(Work to complete):
Transcribe all of the records word for word, but omit the pictures.

(Task input):
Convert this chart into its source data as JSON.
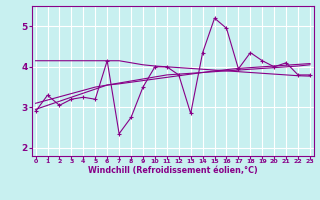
{
  "xlabel": "Windchill (Refroidissement éolien,°C)",
  "background_color": "#c8f0f0",
  "line_color": "#880088",
  "grid_color": "#ffffff",
  "x_data": [
    0,
    1,
    2,
    3,
    4,
    5,
    6,
    7,
    8,
    9,
    10,
    11,
    12,
    13,
    14,
    15,
    16,
    17,
    18,
    19,
    20,
    21,
    22,
    23
  ],
  "y_main": [
    2.9,
    3.3,
    3.05,
    3.2,
    3.25,
    3.2,
    4.15,
    2.35,
    2.75,
    3.5,
    4.0,
    4.0,
    3.8,
    2.85,
    4.35,
    5.2,
    4.95,
    3.95,
    4.35,
    4.15,
    4.0,
    4.1,
    3.8,
    3.8
  ],
  "y_trend1": [
    2.95,
    3.05,
    3.15,
    3.25,
    3.35,
    3.45,
    3.55,
    3.6,
    3.65,
    3.7,
    3.75,
    3.8,
    3.82,
    3.84,
    3.86,
    3.88,
    3.9,
    3.92,
    3.94,
    3.96,
    3.98,
    4.0,
    4.02,
    4.05
  ],
  "y_trend2": [
    3.1,
    3.18,
    3.26,
    3.34,
    3.42,
    3.5,
    3.55,
    3.58,
    3.62,
    3.66,
    3.7,
    3.74,
    3.78,
    3.82,
    3.86,
    3.9,
    3.93,
    3.96,
    3.98,
    4.0,
    4.02,
    4.04,
    4.06,
    4.08
  ],
  "y_flat": [
    4.15,
    4.15,
    4.15,
    4.15,
    4.15,
    4.15,
    4.15,
    4.15,
    4.1,
    4.05,
    4.02,
    4.0,
    3.98,
    3.96,
    3.94,
    3.92,
    3.9,
    3.88,
    3.86,
    3.84,
    3.82,
    3.8,
    3.78,
    3.77
  ],
  "xlim": [
    -0.3,
    23.3
  ],
  "ylim": [
    1.8,
    5.5
  ],
  "yticks": [
    2,
    3,
    4,
    5
  ],
  "xticks": [
    0,
    1,
    2,
    3,
    4,
    5,
    6,
    7,
    8,
    9,
    10,
    11,
    12,
    13,
    14,
    15,
    16,
    17,
    18,
    19,
    20,
    21,
    22,
    23
  ],
  "figwidth": 3.2,
  "figheight": 2.0,
  "dpi": 100
}
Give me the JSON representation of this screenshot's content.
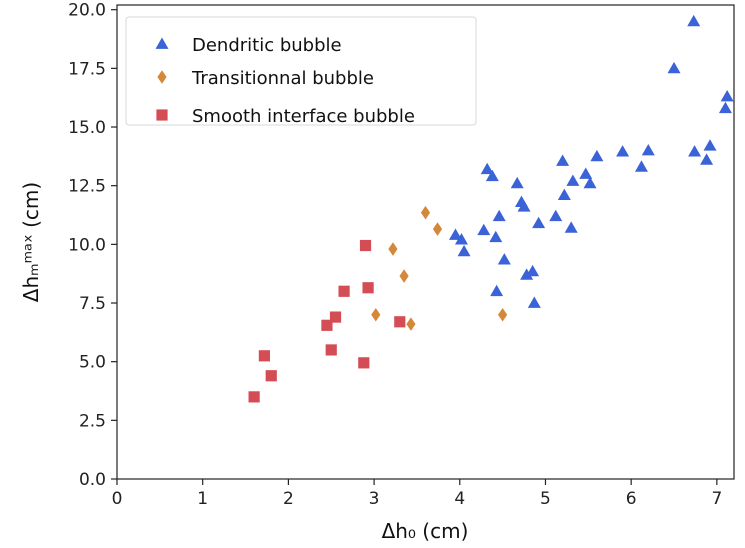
{
  "chart_data": {
    "type": "scatter",
    "title": "",
    "xlabel": "Δh₀ (cm)",
    "ylabel": "Δhₘᵐᵃˣ (cm)",
    "xlim": [
      0,
      7.2
    ],
    "ylim": [
      0,
      20.2
    ],
    "x_ticks": [
      0,
      1,
      2,
      3,
      4,
      5,
      6,
      7
    ],
    "y_ticks": [
      0.0,
      2.5,
      5.0,
      7.5,
      10.0,
      12.5,
      15.0,
      17.5,
      20.0
    ],
    "x_tick_labels": [
      "0",
      "1",
      "2",
      "3",
      "4",
      "5",
      "6",
      "7"
    ],
    "y_tick_labels": [
      "0.0",
      "2.5",
      "5.0",
      "7.5",
      "10.0",
      "12.5",
      "15.0",
      "17.5",
      "20.0"
    ],
    "grid": false,
    "legend_position": "top-left",
    "series": [
      {
        "name": "Dendritic bubble",
        "marker": "triangle",
        "color": "#3a63d8",
        "points": [
          [
            3.95,
            10.4
          ],
          [
            4.02,
            10.2
          ],
          [
            4.05,
            9.7
          ],
          [
            4.28,
            10.6
          ],
          [
            4.32,
            13.2
          ],
          [
            4.38,
            12.9
          ],
          [
            4.42,
            10.3
          ],
          [
            4.43,
            8.0
          ],
          [
            4.46,
            11.2
          ],
          [
            4.52,
            9.35
          ],
          [
            4.67,
            12.6
          ],
          [
            4.72,
            11.8
          ],
          [
            4.75,
            11.6
          ],
          [
            4.78,
            8.7
          ],
          [
            4.85,
            8.85
          ],
          [
            4.87,
            7.5
          ],
          [
            4.92,
            10.9
          ],
          [
            5.12,
            11.2
          ],
          [
            5.2,
            13.55
          ],
          [
            5.22,
            12.1
          ],
          [
            5.3,
            10.7
          ],
          [
            5.32,
            12.7
          ],
          [
            5.47,
            13.0
          ],
          [
            5.52,
            12.6
          ],
          [
            5.6,
            13.75
          ],
          [
            5.9,
            13.95
          ],
          [
            6.12,
            13.3
          ],
          [
            6.2,
            14.0
          ],
          [
            6.5,
            17.5
          ],
          [
            6.73,
            19.5
          ],
          [
            6.74,
            13.95
          ],
          [
            6.88,
            13.6
          ],
          [
            6.92,
            14.2
          ],
          [
            7.1,
            15.8
          ],
          [
            7.12,
            16.3
          ]
        ]
      },
      {
        "name": "Transitionnal bubble",
        "marker": "diamond",
        "color": "#d4883a",
        "points": [
          [
            3.02,
            7.0
          ],
          [
            3.22,
            9.8
          ],
          [
            3.35,
            8.65
          ],
          [
            3.43,
            6.6
          ],
          [
            3.6,
            11.35
          ],
          [
            3.74,
            10.65
          ],
          [
            4.5,
            7.0
          ]
        ]
      },
      {
        "name": "Smooth interface bubble",
        "marker": "square",
        "color": "#d44d55",
        "points": [
          [
            1.6,
            3.5
          ],
          [
            1.72,
            5.25
          ],
          [
            1.8,
            4.4
          ],
          [
            2.45,
            6.55
          ],
          [
            2.5,
            5.5
          ],
          [
            2.55,
            6.9
          ],
          [
            2.65,
            8.0
          ],
          [
            2.88,
            4.95
          ],
          [
            2.9,
            9.95
          ],
          [
            2.93,
            8.15
          ],
          [
            3.3,
            6.7
          ]
        ]
      }
    ]
  }
}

(Exercise solution):
Convert this chart into its source data as JSON.
{
  "xlabel": "Windchill (Refroidissement éolien,°C)",
  "background_color": "#c8f0f0",
  "line_color": "#880088",
  "grid_color": "#ffffff",
  "x_data": [
    0,
    1,
    2,
    3,
    4,
    5,
    6,
    7,
    8,
    9,
    10,
    11,
    12,
    13,
    14,
    15,
    16,
    17,
    18,
    19,
    20,
    21,
    22,
    23
  ],
  "y_main": [
    2.9,
    3.3,
    3.05,
    3.2,
    3.25,
    3.2,
    4.15,
    2.35,
    2.75,
    3.5,
    4.0,
    4.0,
    3.8,
    2.85,
    4.35,
    5.2,
    4.95,
    3.95,
    4.35,
    4.15,
    4.0,
    4.1,
    3.8,
    3.8
  ],
  "y_trend1": [
    2.95,
    3.05,
    3.15,
    3.25,
    3.35,
    3.45,
    3.55,
    3.6,
    3.65,
    3.7,
    3.75,
    3.8,
    3.82,
    3.84,
    3.86,
    3.88,
    3.9,
    3.92,
    3.94,
    3.96,
    3.98,
    4.0,
    4.02,
    4.05
  ],
  "y_trend2": [
    3.1,
    3.18,
    3.26,
    3.34,
    3.42,
    3.5,
    3.55,
    3.58,
    3.62,
    3.66,
    3.7,
    3.74,
    3.78,
    3.82,
    3.86,
    3.9,
    3.93,
    3.96,
    3.98,
    4.0,
    4.02,
    4.04,
    4.06,
    4.08
  ],
  "y_flat": [
    4.15,
    4.15,
    4.15,
    4.15,
    4.15,
    4.15,
    4.15,
    4.15,
    4.1,
    4.05,
    4.02,
    4.0,
    3.98,
    3.96,
    3.94,
    3.92,
    3.9,
    3.88,
    3.86,
    3.84,
    3.82,
    3.8,
    3.78,
    3.77
  ],
  "xlim": [
    -0.3,
    23.3
  ],
  "ylim": [
    1.8,
    5.5
  ],
  "yticks": [
    2,
    3,
    4,
    5
  ],
  "xticks": [
    0,
    1,
    2,
    3,
    4,
    5,
    6,
    7,
    8,
    9,
    10,
    11,
    12,
    13,
    14,
    15,
    16,
    17,
    18,
    19,
    20,
    21,
    22,
    23
  ],
  "figwidth": 3.2,
  "figheight": 2.0,
  "dpi": 100
}
Give me the JSON representation of this screenshot's content.
{
  "chart_data": {
    "type": "scatter",
    "title": "",
    "xlabel": "Δh₀ (cm)",
    "ylabel": "Δhₘᵐᵃˣ (cm)",
    "xlim": [
      0,
      7.2
    ],
    "ylim": [
      0,
      20.2
    ],
    "x_ticks": [
      0,
      1,
      2,
      3,
      4,
      5,
      6,
      7
    ],
    "y_ticks": [
      0.0,
      2.5,
      5.0,
      7.5,
      10.0,
      12.5,
      15.0,
      17.5,
      20.0
    ],
    "x_tick_labels": [
      "0",
      "1",
      "2",
      "3",
      "4",
      "5",
      "6",
      "7"
    ],
    "y_tick_labels": [
      "0.0",
      "2.5",
      "5.0",
      "7.5",
      "10.0",
      "12.5",
      "15.0",
      "17.5",
      "20.0"
    ],
    "grid": false,
    "legend_position": "top-left",
    "series": [
      {
        "name": "Dendritic bubble",
        "marker": "triangle",
        "color": "#3a63d8",
        "points": [
          [
            3.95,
            10.4
          ],
          [
            4.02,
            10.2
          ],
          [
            4.05,
            9.7
          ],
          [
            4.28,
            10.6
          ],
          [
            4.32,
            13.2
          ],
          [
            4.38,
            12.9
          ],
          [
            4.42,
            10.3
          ],
          [
            4.43,
            8.0
          ],
          [
            4.46,
            11.2
          ],
          [
            4.52,
            9.35
          ],
          [
            4.67,
            12.6
          ],
          [
            4.72,
            11.8
          ],
          [
            4.75,
            11.6
          ],
          [
            4.78,
            8.7
          ],
          [
            4.85,
            8.85
          ],
          [
            4.87,
            7.5
          ],
          [
            4.92,
            10.9
          ],
          [
            5.12,
            11.2
          ],
          [
            5.2,
            13.55
          ],
          [
            5.22,
            12.1
          ],
          [
            5.3,
            10.7
          ],
          [
            5.32,
            12.7
          ],
          [
            5.47,
            13.0
          ],
          [
            5.52,
            12.6
          ],
          [
            5.6,
            13.75
          ],
          [
            5.9,
            13.95
          ],
          [
            6.12,
            13.3
          ],
          [
            6.2,
            14.0
          ],
          [
            6.5,
            17.5
          ],
          [
            6.73,
            19.5
          ],
          [
            6.74,
            13.95
          ],
          [
            6.88,
            13.6
          ],
          [
            6.92,
            14.2
          ],
          [
            7.1,
            15.8
          ],
          [
            7.12,
            16.3
          ]
        ]
      },
      {
        "name": "Transitionnal bubble",
        "marker": "diamond",
        "color": "#d4883a",
        "points": [
          [
            3.02,
            7.0
          ],
          [
            3.22,
            9.8
          ],
          [
            3.35,
            8.65
          ],
          [
            3.43,
            6.6
          ],
          [
            3.6,
            11.35
          ],
          [
            3.74,
            10.65
          ],
          [
            4.5,
            7.0
          ]
        ]
      },
      {
        "name": "Smooth interface bubble",
        "marker": "square",
        "color": "#d44d55",
        "points": [
          [
            1.6,
            3.5
          ],
          [
            1.72,
            5.25
          ],
          [
            1.8,
            4.4
          ],
          [
            2.45,
            6.55
          ],
          [
            2.5,
            5.5
          ],
          [
            2.55,
            6.9
          ],
          [
            2.65,
            8.0
          ],
          [
            2.88,
            4.95
          ],
          [
            2.9,
            9.95
          ],
          [
            2.93,
            8.15
          ],
          [
            3.3,
            6.7
          ]
        ]
      }
    ]
  }
}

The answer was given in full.